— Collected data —
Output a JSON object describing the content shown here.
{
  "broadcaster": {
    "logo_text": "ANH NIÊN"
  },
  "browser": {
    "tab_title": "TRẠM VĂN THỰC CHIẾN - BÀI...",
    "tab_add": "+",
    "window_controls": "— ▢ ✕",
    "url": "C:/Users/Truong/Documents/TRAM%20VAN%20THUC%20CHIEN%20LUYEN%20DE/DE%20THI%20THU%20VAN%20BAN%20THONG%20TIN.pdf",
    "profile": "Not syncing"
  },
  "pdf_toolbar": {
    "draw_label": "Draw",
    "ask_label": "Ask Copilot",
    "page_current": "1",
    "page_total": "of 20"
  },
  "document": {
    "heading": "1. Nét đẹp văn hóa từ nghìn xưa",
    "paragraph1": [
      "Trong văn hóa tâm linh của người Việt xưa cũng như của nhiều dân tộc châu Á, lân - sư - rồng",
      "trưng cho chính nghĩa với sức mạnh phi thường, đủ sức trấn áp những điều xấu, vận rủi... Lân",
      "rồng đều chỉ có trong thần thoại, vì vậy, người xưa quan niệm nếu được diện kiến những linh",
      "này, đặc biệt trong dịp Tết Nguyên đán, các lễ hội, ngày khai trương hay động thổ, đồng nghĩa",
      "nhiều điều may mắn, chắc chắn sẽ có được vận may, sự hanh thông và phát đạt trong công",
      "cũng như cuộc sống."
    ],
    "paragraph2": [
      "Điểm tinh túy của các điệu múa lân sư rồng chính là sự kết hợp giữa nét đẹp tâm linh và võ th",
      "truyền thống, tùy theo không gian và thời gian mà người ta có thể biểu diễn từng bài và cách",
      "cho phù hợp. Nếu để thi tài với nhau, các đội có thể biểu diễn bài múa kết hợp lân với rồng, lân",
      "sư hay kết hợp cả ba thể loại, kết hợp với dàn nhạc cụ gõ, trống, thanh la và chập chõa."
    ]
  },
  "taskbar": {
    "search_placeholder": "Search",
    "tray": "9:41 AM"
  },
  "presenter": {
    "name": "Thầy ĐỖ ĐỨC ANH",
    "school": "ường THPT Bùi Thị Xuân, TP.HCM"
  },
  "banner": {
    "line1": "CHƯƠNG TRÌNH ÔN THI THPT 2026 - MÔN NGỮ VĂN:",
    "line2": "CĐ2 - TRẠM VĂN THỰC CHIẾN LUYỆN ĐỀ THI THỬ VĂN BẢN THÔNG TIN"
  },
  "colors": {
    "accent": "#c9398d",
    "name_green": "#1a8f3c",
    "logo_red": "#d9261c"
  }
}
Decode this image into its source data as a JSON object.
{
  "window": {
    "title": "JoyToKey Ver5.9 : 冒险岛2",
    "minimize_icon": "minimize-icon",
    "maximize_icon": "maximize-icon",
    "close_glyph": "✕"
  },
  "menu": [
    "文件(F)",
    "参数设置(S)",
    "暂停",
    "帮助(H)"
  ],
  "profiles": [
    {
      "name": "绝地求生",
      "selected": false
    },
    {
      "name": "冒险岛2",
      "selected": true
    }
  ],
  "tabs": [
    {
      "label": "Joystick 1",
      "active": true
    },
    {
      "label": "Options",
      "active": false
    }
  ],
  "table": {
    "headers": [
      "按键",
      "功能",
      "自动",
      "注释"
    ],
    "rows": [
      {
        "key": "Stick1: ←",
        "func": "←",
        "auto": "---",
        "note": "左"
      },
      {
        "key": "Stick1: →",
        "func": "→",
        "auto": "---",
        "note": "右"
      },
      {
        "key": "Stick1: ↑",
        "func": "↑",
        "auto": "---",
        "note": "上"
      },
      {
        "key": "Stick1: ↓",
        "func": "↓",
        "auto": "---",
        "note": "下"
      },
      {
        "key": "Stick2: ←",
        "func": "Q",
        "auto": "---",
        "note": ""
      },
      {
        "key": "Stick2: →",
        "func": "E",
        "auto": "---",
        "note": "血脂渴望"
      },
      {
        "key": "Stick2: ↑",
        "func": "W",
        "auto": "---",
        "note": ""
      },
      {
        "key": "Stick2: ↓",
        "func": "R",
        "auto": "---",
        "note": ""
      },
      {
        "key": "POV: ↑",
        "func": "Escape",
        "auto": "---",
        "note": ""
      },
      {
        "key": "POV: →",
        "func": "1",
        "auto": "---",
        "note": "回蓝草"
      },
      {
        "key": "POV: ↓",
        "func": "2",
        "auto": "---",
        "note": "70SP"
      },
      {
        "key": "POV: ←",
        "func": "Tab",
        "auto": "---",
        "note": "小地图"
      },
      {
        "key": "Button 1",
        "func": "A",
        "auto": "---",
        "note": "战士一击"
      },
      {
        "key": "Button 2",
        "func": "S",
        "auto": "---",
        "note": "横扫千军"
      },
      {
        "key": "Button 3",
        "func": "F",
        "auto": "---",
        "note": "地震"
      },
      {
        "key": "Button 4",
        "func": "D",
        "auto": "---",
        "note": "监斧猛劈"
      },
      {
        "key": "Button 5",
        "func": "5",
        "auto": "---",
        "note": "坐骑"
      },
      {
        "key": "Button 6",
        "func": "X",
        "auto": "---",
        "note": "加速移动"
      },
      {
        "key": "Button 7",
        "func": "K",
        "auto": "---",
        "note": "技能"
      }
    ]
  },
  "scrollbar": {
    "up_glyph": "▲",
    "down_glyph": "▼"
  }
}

— Problem details —
Every line above needs to be retyped exactly.

— Exercise response —
Output a JSON object describing the content shown here.
{
  "broadcaster": {
    "logo_text": "ANH NIÊN"
  },
  "browser": {
    "tab_title": "TRẠM VĂN THỰC CHIẾN - BÀI...",
    "tab_add": "+",
    "window_controls": "— ▢ ✕",
    "url": "C:/Users/Truong/Documents/TRAM%20VAN%20THUC%20CHIEN%20LUYEN%20DE/DE%20THI%20THU%20VAN%20BAN%20THONG%20TIN.pdf",
    "profile": "Not syncing"
  },
  "pdf_toolbar": {
    "draw_label": "Draw",
    "ask_label": "Ask Copilot",
    "page_current": "1",
    "page_total": "of 20"
  },
  "document": {
    "heading": "1. Nét đẹp văn hóa từ nghìn xưa",
    "paragraph1": [
      "Trong văn hóa tâm linh của người Việt xưa cũng như của nhiều dân tộc châu Á, lân - sư - rồng",
      "trưng cho chính nghĩa với sức mạnh phi thường, đủ sức trấn áp những điều xấu, vận rủi... Lân",
      "rồng đều chỉ có trong thần thoại, vì vậy, người xưa quan niệm nếu được diện kiến những linh",
      "này, đặc biệt trong dịp Tết Nguyên đán, các lễ hội, ngày khai trương hay động thổ, đồng nghĩa",
      "nhiều điều may mắn, chắc chắn sẽ có được vận may, sự hanh thông và phát đạt trong công",
      "cũng như cuộc sống."
    ],
    "paragraph2": [
      "Điểm tinh túy của các điệu múa lân sư rồng chính là sự kết hợp giữa nét đẹp tâm linh và võ th",
      "truyền thống, tùy theo không gian và thời gian mà người ta có thể biểu diễn từng bài và cách",
      "cho phù hợp. Nếu để thi tài với nhau, các đội có thể biểu diễn bài múa kết hợp lân với rồng, lân",
      "sư hay kết hợp cả ba thể loại, kết hợp với dàn nhạc cụ gõ, trống, thanh la và chập chõa."
    ]
  },
  "taskbar": {
    "search_placeholder": "Search",
    "tray": "9:41 AM"
  },
  "presenter": {
    "name": "Thầy ĐỖ ĐỨC ANH",
    "school": "ường THPT Bùi Thị Xuân, TP.HCM"
  },
  "banner": {
    "line1": "CHƯƠNG TRÌNH ÔN THI THPT 2026 - MÔN NGỮ VĂN:",
    "line2": "CĐ2 - TRẠM VĂN THỰC CHIẾN LUYỆN ĐỀ THI THỬ VĂN BẢN THÔNG TIN"
  },
  "colors": {
    "accent": "#c9398d",
    "name_green": "#1a8f3c",
    "logo_red": "#d9261c"
  }
}
Decode this image into its source data as a JSON object.
{
  "window": {
    "title": "JoyToKey Ver5.9 : 冒险岛2",
    "minimize_icon": "minimize-icon",
    "maximize_icon": "maximize-icon",
    "close_glyph": "✕"
  },
  "menu": [
    "文件(F)",
    "参数设置(S)",
    "暂停",
    "帮助(H)"
  ],
  "profiles": [
    {
      "name": "绝地求生",
      "selected": false
    },
    {
      "name": "冒险岛2",
      "selected": true
    }
  ],
  "tabs": [
    {
      "label": "Joystick 1",
      "active": true
    },
    {
      "label": "Options",
      "active": false
    }
  ],
  "table": {
    "headers": [
      "按键",
      "功能",
      "自动",
      "注释"
    ],
    "rows": [
      {
        "key": "Stick1: ←",
        "func": "←",
        "auto": "---",
        "note": "左"
      },
      {
        "key": "Stick1: →",
        "func": "→",
        "auto": "---",
        "note": "右"
      },
      {
        "key": "Stick1: ↑",
        "func": "↑",
        "auto": "---",
        "note": "上"
      },
      {
        "key": "Stick1: ↓",
        "func": "↓",
        "auto": "---",
        "note": "下"
      },
      {
        "key": "Stick2: ←",
        "func": "Q",
        "auto": "---",
        "note": ""
      },
      {
        "key": "Stick2: →",
        "func": "E",
        "auto": "---",
        "note": "血脂渴望"
      },
      {
        "key": "Stick2: ↑",
        "func": "W",
        "auto": "---",
        "note": ""
      },
      {
        "key": "Stick2: ↓",
        "func": "R",
        "auto": "---",
        "note": ""
      },
      {
        "key": "POV: ↑",
        "func": "Escape",
        "auto": "---",
        "note": ""
      },
      {
        "key": "POV: →",
        "func": "1",
        "auto": "---",
        "note": "回蓝草"
      },
      {
        "key": "POV: ↓",
        "func": "2",
        "auto": "---",
        "note": "70SP"
      },
      {
        "key": "POV: ←",
        "func": "Tab",
        "auto": "---",
        "note": "小地图"
      },
      {
        "key": "Button 1",
        "func": "A",
        "auto": "---",
        "note": "战士一击"
      },
      {
        "key": "Button 2",
        "func": "S",
        "auto": "---",
        "note": "横扫千军"
      },
      {
        "key": "Button 3",
        "func": "F",
        "auto": "---",
        "note": "地震"
      },
      {
        "key": "Button 4",
        "func": "D",
        "auto": "---",
        "note": "监斧猛劈"
      },
      {
        "key": "Button 5",
        "func": "5",
        "auto": "---",
        "note": "坐骑"
      },
      {
        "key": "Button 6",
        "func": "X",
        "auto": "---",
        "note": "加速移动"
      },
      {
        "key": "Button 7",
        "func": "K",
        "auto": "---",
        "note": "技能"
      }
    ]
  },
  "scrollbar": {
    "up_glyph": "▲",
    "down_glyph": "▼"
  }
}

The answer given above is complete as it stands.